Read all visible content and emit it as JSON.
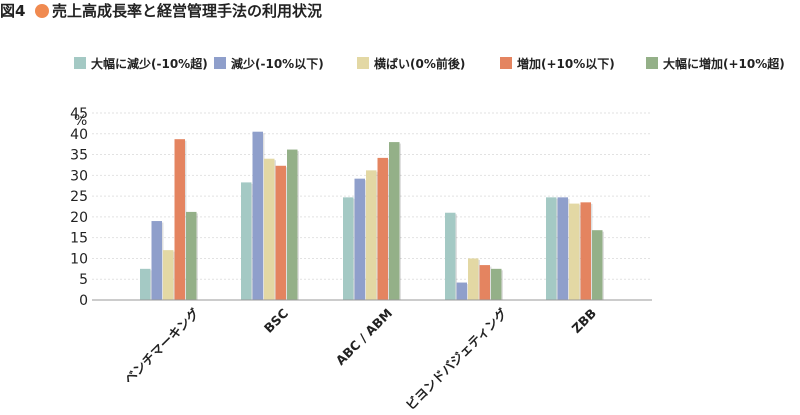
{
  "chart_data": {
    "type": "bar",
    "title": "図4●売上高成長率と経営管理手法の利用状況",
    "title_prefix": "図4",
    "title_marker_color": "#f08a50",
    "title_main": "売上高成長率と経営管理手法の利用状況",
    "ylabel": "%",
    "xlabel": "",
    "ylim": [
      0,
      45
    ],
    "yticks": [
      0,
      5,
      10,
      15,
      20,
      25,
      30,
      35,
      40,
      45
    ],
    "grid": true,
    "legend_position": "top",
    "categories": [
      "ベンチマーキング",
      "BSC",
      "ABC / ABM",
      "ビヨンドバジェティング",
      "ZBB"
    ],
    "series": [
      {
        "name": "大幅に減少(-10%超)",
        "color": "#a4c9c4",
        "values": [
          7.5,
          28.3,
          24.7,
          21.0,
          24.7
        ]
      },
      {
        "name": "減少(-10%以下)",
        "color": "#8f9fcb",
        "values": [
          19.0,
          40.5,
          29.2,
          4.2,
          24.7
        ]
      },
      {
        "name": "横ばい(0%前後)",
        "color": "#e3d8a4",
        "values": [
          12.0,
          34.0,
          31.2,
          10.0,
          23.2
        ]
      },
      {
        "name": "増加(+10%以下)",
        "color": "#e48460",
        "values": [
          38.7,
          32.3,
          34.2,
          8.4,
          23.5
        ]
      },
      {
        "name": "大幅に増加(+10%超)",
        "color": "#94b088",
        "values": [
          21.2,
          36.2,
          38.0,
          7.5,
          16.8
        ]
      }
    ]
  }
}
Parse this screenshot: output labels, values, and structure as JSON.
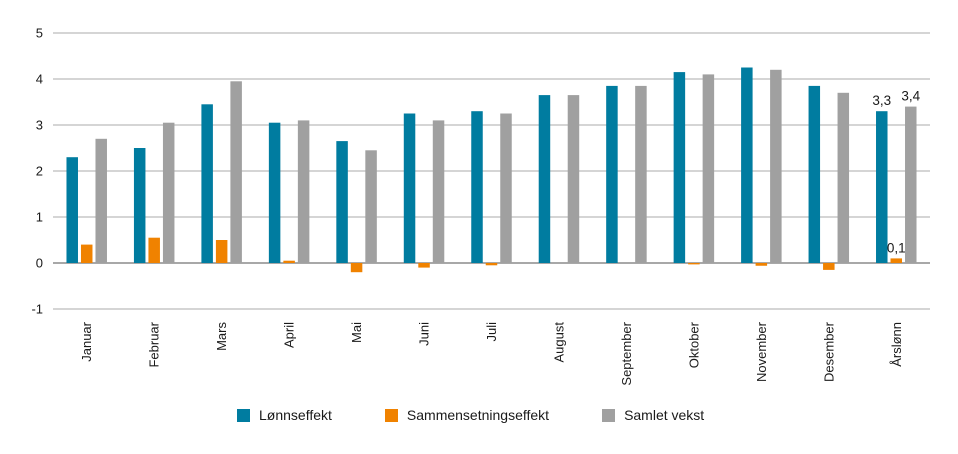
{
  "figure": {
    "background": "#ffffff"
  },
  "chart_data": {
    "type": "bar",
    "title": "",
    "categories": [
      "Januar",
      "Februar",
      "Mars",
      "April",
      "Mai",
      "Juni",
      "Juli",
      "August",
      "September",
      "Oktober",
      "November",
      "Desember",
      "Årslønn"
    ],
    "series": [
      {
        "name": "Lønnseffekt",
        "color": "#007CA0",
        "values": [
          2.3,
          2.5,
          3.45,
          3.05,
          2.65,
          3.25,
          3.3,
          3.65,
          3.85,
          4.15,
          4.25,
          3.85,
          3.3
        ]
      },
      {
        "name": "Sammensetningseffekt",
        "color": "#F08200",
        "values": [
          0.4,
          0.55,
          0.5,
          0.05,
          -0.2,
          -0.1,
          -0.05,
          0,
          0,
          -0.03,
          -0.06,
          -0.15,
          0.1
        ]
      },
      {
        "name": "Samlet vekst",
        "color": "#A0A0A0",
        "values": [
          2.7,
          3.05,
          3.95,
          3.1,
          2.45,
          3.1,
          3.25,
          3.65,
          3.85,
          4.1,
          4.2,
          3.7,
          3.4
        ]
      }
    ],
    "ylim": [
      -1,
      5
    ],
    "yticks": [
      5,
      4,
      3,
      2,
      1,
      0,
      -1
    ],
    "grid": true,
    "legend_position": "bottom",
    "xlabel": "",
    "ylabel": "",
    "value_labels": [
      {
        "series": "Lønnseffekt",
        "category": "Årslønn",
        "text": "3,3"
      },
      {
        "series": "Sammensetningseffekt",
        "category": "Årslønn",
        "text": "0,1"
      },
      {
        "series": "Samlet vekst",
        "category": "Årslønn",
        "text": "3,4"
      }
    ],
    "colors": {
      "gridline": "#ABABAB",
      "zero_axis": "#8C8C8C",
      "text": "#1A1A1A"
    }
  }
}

☆ ☆ ☆ ☆

## Short exercise:
Find the string "series" in the entries above and return each line that holds it.

## Correct response:
    "series": [
    "series": [
        "series": "Lønnseffekt",
        "series": "Sammensetningseffekt",
        "series": "Samlet vekst",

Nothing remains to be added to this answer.